Work to complete: Each record below is to be reproduced without any change.

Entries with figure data
--- start ---

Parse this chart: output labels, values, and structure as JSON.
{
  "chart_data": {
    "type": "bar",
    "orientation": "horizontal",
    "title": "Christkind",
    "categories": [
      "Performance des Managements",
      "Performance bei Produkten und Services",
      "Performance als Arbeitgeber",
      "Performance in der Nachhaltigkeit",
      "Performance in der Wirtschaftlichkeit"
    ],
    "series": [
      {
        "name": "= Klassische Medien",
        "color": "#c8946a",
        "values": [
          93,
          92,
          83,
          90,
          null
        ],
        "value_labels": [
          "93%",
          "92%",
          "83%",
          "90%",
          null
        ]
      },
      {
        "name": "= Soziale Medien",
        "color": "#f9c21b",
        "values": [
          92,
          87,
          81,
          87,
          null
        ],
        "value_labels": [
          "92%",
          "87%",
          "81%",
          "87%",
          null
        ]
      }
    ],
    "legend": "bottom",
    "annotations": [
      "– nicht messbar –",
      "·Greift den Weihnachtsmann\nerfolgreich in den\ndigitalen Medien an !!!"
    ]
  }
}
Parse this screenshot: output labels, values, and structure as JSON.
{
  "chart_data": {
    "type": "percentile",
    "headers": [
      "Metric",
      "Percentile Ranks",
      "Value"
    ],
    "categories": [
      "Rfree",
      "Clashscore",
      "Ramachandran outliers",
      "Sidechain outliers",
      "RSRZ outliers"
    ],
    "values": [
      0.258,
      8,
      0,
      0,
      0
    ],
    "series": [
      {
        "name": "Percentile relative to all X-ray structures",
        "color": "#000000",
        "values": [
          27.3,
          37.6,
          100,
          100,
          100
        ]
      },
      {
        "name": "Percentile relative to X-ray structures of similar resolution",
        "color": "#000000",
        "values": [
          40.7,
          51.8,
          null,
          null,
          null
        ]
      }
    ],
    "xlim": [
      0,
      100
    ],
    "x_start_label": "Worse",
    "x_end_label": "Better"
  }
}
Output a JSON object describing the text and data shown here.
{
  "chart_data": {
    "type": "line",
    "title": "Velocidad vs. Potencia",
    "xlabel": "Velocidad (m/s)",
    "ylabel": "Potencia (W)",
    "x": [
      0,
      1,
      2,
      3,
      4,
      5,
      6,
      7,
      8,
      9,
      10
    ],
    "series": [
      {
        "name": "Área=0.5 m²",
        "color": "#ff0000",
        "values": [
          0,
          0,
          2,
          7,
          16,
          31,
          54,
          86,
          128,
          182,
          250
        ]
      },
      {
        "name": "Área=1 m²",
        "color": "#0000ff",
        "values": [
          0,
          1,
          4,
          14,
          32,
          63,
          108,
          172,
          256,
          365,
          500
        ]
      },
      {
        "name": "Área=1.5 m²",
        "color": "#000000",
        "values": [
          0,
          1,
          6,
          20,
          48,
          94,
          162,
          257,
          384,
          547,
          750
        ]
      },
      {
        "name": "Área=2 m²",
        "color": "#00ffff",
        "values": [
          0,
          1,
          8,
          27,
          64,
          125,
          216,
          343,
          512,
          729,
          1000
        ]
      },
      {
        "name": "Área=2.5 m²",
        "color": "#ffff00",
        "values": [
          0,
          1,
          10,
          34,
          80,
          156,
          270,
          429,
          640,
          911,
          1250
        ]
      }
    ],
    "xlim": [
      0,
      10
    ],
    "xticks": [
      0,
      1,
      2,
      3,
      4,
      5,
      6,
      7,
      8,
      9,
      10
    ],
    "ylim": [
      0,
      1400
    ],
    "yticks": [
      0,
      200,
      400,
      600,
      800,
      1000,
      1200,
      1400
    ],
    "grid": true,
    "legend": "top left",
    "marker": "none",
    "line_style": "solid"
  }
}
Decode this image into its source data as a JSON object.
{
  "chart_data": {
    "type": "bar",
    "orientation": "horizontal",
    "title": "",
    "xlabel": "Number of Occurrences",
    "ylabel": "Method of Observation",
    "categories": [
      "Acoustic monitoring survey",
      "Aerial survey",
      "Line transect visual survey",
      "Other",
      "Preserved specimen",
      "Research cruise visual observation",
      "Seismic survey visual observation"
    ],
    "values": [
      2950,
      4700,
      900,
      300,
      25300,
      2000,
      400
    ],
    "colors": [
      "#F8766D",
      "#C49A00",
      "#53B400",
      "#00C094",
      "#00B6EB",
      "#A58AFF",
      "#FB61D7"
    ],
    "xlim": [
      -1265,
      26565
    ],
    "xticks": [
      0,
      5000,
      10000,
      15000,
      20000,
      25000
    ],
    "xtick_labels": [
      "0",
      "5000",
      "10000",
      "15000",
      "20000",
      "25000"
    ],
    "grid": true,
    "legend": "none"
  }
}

--- end ---

Written response:
Parse this chart: output labels, values, and structure as JSON.
{
  "chart_data": {
    "type": "bar",
    "orientation": "horizontal",
    "title": "Christkind",
    "categories": [
      "Performance des Managements",
      "Performance bei Produkten und Services",
      "Performance als Arbeitgeber",
      "Performance in der Nachhaltigkeit",
      "Performance in der Wirtschaftlichkeit"
    ],
    "series": [
      {
        "name": "= Klassische Medien",
        "color": "#c8946a",
        "values": [
          93,
          92,
          83,
          90,
          null
        ],
        "value_labels": [
          "93%",
          "92%",
          "83%",
          "90%",
          null
        ]
      },
      {
        "name": "= Soziale Medien",
        "color": "#f9c21b",
        "values": [
          92,
          87,
          81,
          87,
          null
        ],
        "value_labels": [
          "92%",
          "87%",
          "81%",
          "87%",
          null
        ]
      }
    ],
    "legend": "bottom",
    "annotations": [
      "– nicht messbar –",
      "·Greift den Weihnachtsmann\nerfolgreich in den\ndigitalen Medien an !!!"
    ]
  }
}
Parse this screenshot: output labels, values, and structure as JSON.
{
  "chart_data": {
    "type": "percentile",
    "headers": [
      "Metric",
      "Percentile Ranks",
      "Value"
    ],
    "categories": [
      "Rfree",
      "Clashscore",
      "Ramachandran outliers",
      "Sidechain outliers",
      "RSRZ outliers"
    ],
    "values": [
      0.258,
      8,
      0,
      0,
      0
    ],
    "series": [
      {
        "name": "Percentile relative to all X-ray structures",
        "color": "#000000",
        "values": [
          27.3,
          37.6,
          100,
          100,
          100
        ]
      },
      {
        "name": "Percentile relative to X-ray structures of similar resolution",
        "color": "#000000",
        "values": [
          40.7,
          51.8,
          null,
          null,
          null
        ]
      }
    ],
    "xlim": [
      0,
      100
    ],
    "x_start_label": "Worse",
    "x_end_label": "Better"
  }
}
Output a JSON object describing the text and data shown here.
{
  "chart_data": {
    "type": "line",
    "title": "Velocidad vs. Potencia",
    "xlabel": "Velocidad (m/s)",
    "ylabel": "Potencia (W)",
    "x": [
      0,
      1,
      2,
      3,
      4,
      5,
      6,
      7,
      8,
      9,
      10
    ],
    "series": [
      {
        "name": "Área=0.5 m²",
        "color": "#ff0000",
        "values": [
          0,
          0,
          2,
          7,
          16,
          31,
          54,
          86,
          128,
          182,
          250
        ]
      },
      {
        "name": "Área=1 m²",
        "color": "#0000ff",
        "values": [
          0,
          1,
          4,
          14,
          32,
          63,
          108,
          172,
          256,
          365,
          500
        ]
      },
      {
        "name": "Área=1.5 m²",
        "color": "#000000",
        "values": [
          0,
          1,
          6,
          20,
          48,
          94,
          162,
          257,
          384,
          547,
          750
        ]
      },
      {
        "name": "Área=2 m²",
        "color": "#00ffff",
        "values": [
          0,
          1,
          8,
          27,
          64,
          125,
          216,
          343,
          512,
          729,
          1000
        ]
      },
      {
        "name": "Área=2.5 m²",
        "color": "#ffff00",
        "values": [
          0,
          1,
          10,
          34,
          80,
          156,
          270,
          429,
          640,
          911,
          1250
        ]
      }
    ],
    "xlim": [
      0,
      10
    ],
    "xticks": [
      0,
      1,
      2,
      3,
      4,
      5,
      6,
      7,
      8,
      9,
      10
    ],
    "ylim": [
      0,
      1400
    ],
    "yticks": [
      0,
      200,
      400,
      600,
      800,
      1000,
      1200,
      1400
    ],
    "grid": true,
    "legend": "top left",
    "marker": "none",
    "line_style": "solid"
  }
}
Decode this image into its source data as a JSON object.
{
  "chart_data": {
    "type": "bar",
    "orientation": "horizontal",
    "title": "",
    "xlabel": "Number of Occurrences",
    "ylabel": "Method of Observation",
    "categories": [
      "Acoustic monitoring survey",
      "Aerial survey",
      "Line transect visual survey",
      "Other",
      "Preserved specimen",
      "Research cruise visual observation",
      "Seismic survey visual observation"
    ],
    "values": [
      2950,
      4700,
      900,
      300,
      25300,
      2000,
      400
    ],
    "colors": [
      "#F8766D",
      "#C49A00",
      "#53B400",
      "#00C094",
      "#00B6EB",
      "#A58AFF",
      "#FB61D7"
    ],
    "xlim": [
      -1265,
      26565
    ],
    "xticks": [
      0,
      5000,
      10000,
      15000,
      20000,
      25000
    ],
    "xtick_labels": [
      "0",
      "5000",
      "10000",
      "15000",
      "20000",
      "25000"
    ],
    "grid": true,
    "legend": "none"
  }
}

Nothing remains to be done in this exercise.